■ **Written exercise**
Scan the records below. List lines holding "Privat".

-- START Record set --

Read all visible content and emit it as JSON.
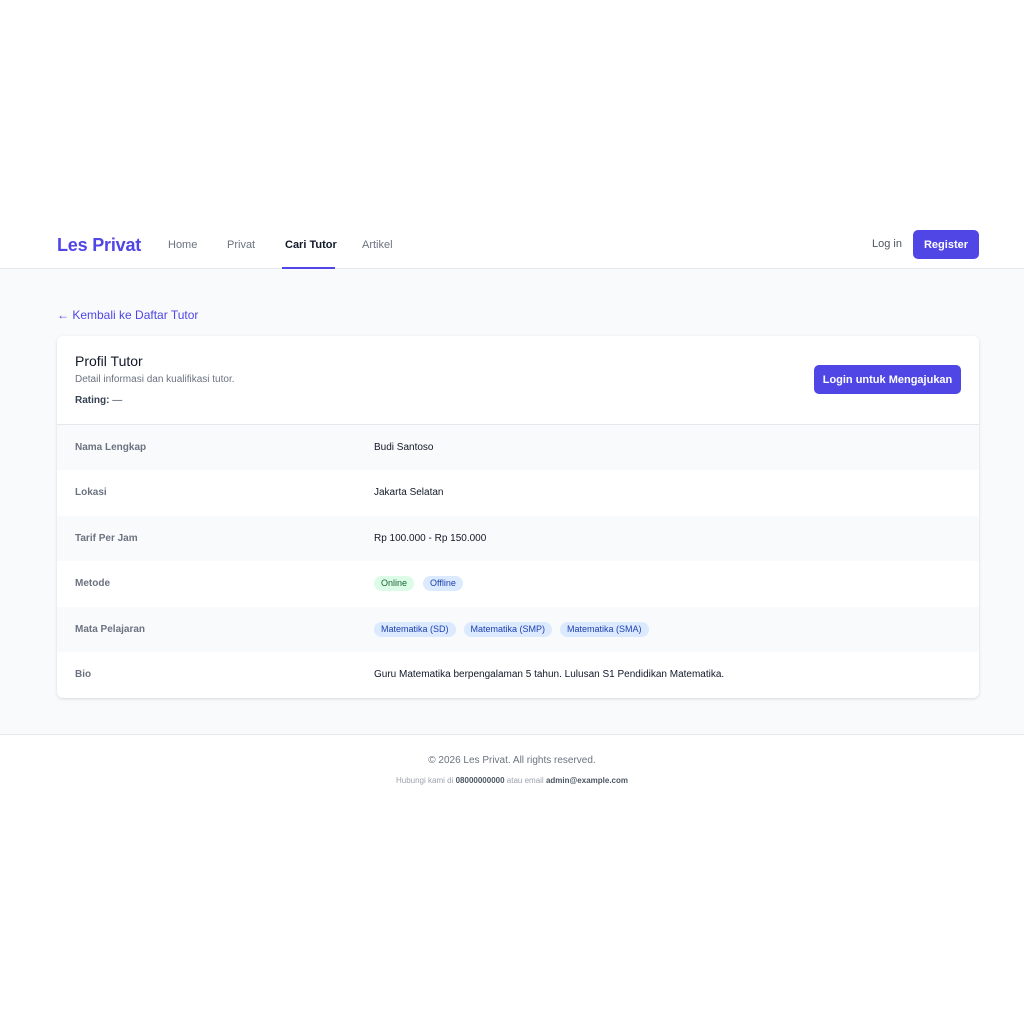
{
  "nav": {
    "brand": "Les Privat",
    "links": [
      {
        "label": "Home"
      },
      {
        "label": "Privat"
      },
      {
        "label": "Cari Tutor"
      },
      {
        "label": "Artikel"
      }
    ],
    "login_label": "Log in",
    "register_label": "Register"
  },
  "back_link": "← Kembali ke Daftar Tutor",
  "profile": {
    "title": "Profil Tutor",
    "subtitle": "Detail informasi dan kualifikasi tutor.",
    "rating_label": "Rating:",
    "rating_value": "—",
    "apply_label": "Login untuk Mengajukan",
    "rows": [
      {
        "label": "Nama Lengkap",
        "value": "Budi Santoso"
      },
      {
        "label": "Lokasi",
        "value": "Jakarta Selatan"
      },
      {
        "label": "Tarif Per Jam",
        "value": "Rp 100.000 - Rp 150.000"
      },
      {
        "label": "Metode",
        "badges": [
          "Online",
          "Offline"
        ]
      },
      {
        "label": "Mata Pelajaran",
        "badges": [
          "Matematika (SD)",
          "Matematika (SMP)",
          "Matematika (SMA)"
        ]
      },
      {
        "label": "Bio",
        "value": "Guru Matematika berpengalaman 5 tahun. Lulusan S1 Pendidikan Matematika."
      }
    ]
  },
  "footer": {
    "copyright": "© 2026 Les Privat. All rights reserved.",
    "contact_prefix": "Hubungi kami di",
    "phone": "08000000000",
    "contact_middle": "atau email",
    "email": "admin@example.com"
  },
  "colors": {
    "accent": "#4f46e5",
    "online_badge": "#dcfce7",
    "subject_badge": "#dbeafe"
  }
}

-- END Record set --

■ **Written solution**
    "brand": "Les Privat",
        "label": "Privat"
    "copyright": "© 2026 Les Privat. All rights reserved.",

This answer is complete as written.